(Stored data entries)
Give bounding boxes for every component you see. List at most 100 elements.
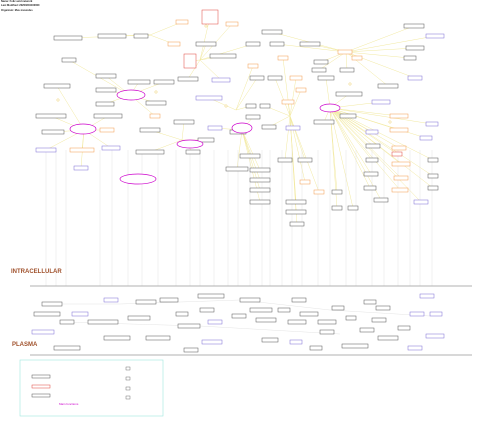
gene-node[interactable] <box>41 129 65 135</box>
gene-node[interactable] <box>249 187 271 193</box>
gene-node[interactable] <box>377 335 399 341</box>
gene-node[interactable] <box>375 305 391 311</box>
gene-node[interactable] <box>391 187 409 193</box>
gene-node[interactable] <box>245 41 261 47</box>
gene-node[interactable] <box>225 21 239 27</box>
gene-node[interactable] <box>289 75 303 81</box>
gene-node[interactable] <box>261 337 279 343</box>
gene-node[interactable] <box>153 79 175 85</box>
gene-node[interactable] <box>249 167 271 173</box>
gene-node[interactable] <box>299 41 321 47</box>
process-ellipse[interactable] <box>69 123 97 135</box>
gene-node[interactable] <box>331 305 345 311</box>
gene-node[interactable] <box>249 307 273 313</box>
gene-node[interactable] <box>289 339 303 345</box>
gene-node[interactable] <box>337 49 353 55</box>
gene-node[interactable] <box>391 145 407 151</box>
gene-node[interactable] <box>35 147 57 153</box>
gene-node[interactable] <box>127 79 151 85</box>
gene-node[interactable] <box>269 41 285 47</box>
gene-node[interactable] <box>365 157 379 163</box>
gene-node[interactable] <box>285 199 307 205</box>
gene-node[interactable] <box>87 319 119 325</box>
gene-node[interactable] <box>231 313 247 319</box>
gene-node[interactable] <box>261 124 277 130</box>
gene-node[interactable] <box>201 339 223 345</box>
gene-node[interactable] <box>311 67 327 73</box>
gene-node[interactable] <box>53 345 81 351</box>
process-ellipse[interactable] <box>176 139 204 149</box>
gene-node[interactable] <box>299 311 319 317</box>
gene-node[interactable] <box>403 23 425 29</box>
gene-node[interactable] <box>61 57 77 63</box>
gene-node[interactable] <box>95 73 117 79</box>
gene-node[interactable] <box>145 335 171 341</box>
gene-node[interactable] <box>101 145 121 151</box>
gene-node[interactable] <box>299 179 311 185</box>
gene-node[interactable] <box>139 127 161 133</box>
gene-node[interactable] <box>277 307 291 313</box>
gene-node[interactable] <box>371 99 391 105</box>
gene-node[interactable] <box>95 87 117 93</box>
gene-node[interactable] <box>175 19 189 25</box>
gene-node[interactable] <box>149 113 161 119</box>
gene-node[interactable] <box>31 329 55 335</box>
gene-node[interactable] <box>195 95 223 101</box>
process-ellipse[interactable] <box>116 89 146 101</box>
gene-node[interactable] <box>393 175 409 181</box>
gene-node[interactable] <box>93 113 123 119</box>
gene-node[interactable] <box>317 319 337 325</box>
gene-node[interactable] <box>175 311 189 317</box>
gene-node[interactable] <box>351 55 363 61</box>
gene-node[interactable] <box>365 129 379 135</box>
gene-node[interactable] <box>73 165 89 171</box>
gene-node[interactable] <box>341 343 369 349</box>
gene-node[interactable] <box>69 147 95 153</box>
gene-node[interactable] <box>427 173 439 179</box>
gene-node[interactable] <box>277 157 293 163</box>
gene-node[interactable] <box>127 315 151 321</box>
gene-node[interactable] <box>99 127 115 133</box>
gene-node[interactable] <box>133 33 149 39</box>
gene-node[interactable] <box>397 325 411 331</box>
gene-node[interactable] <box>405 45 425 51</box>
gene-node[interactable] <box>391 151 403 157</box>
gene-node[interactable] <box>201 9 219 25</box>
gene-node[interactable] <box>419 135 433 141</box>
gene-node[interactable] <box>413 199 429 205</box>
gene-node[interactable] <box>281 99 295 105</box>
gene-node[interactable] <box>427 185 439 191</box>
gene-node[interactable] <box>389 113 409 119</box>
gene-node[interactable] <box>245 114 261 120</box>
gene-node[interactable] <box>239 297 261 303</box>
gene-node[interactable] <box>317 75 335 81</box>
gene-node[interactable] <box>347 205 359 211</box>
gene-node[interactable] <box>53 35 83 41</box>
gene-node[interactable] <box>331 189 343 195</box>
gene-node[interactable] <box>313 119 335 125</box>
process-ellipse[interactable] <box>319 103 341 113</box>
gene-node[interactable] <box>377 83 399 89</box>
gene-node[interactable] <box>173 119 195 125</box>
gene-node[interactable] <box>247 63 259 69</box>
gene-node[interactable] <box>145 100 167 106</box>
gene-node[interactable] <box>297 157 313 163</box>
gene-node[interactable] <box>135 149 165 155</box>
gene-node[interactable] <box>289 221 305 227</box>
gene-node[interactable] <box>429 311 443 317</box>
gene-node[interactable] <box>255 317 277 323</box>
gene-node[interactable] <box>339 67 355 73</box>
gene-node[interactable] <box>425 333 445 339</box>
gene-node[interactable] <box>389 127 409 133</box>
gene-node[interactable] <box>35 113 67 119</box>
gene-node[interactable] <box>295 87 307 93</box>
gene-node[interactable] <box>43 83 71 89</box>
gene-node[interactable] <box>287 319 307 325</box>
gene-node[interactable] <box>103 335 131 341</box>
gene-node[interactable] <box>359 327 375 333</box>
process-ellipse[interactable] <box>119 173 157 185</box>
gene-node[interactable] <box>135 299 157 305</box>
gene-node[interactable] <box>159 297 179 303</box>
gene-node[interactable] <box>41 301 63 307</box>
gene-node[interactable] <box>207 125 223 131</box>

*What is asked*
Reproduce the lines of the records verbatim, starting with the line that contains "gene-node[interactable] <box>41 129" and going on through the line that contains "gene-node[interactable] <box>391 187", both included.

*Solution for this task*
gene-node[interactable] <box>41 129 65 135</box>
gene-node[interactable] <box>249 187 271 193</box>
gene-node[interactable] <box>377 335 399 341</box>
gene-node[interactable] <box>375 305 391 311</box>
gene-node[interactable] <box>391 187 409 193</box>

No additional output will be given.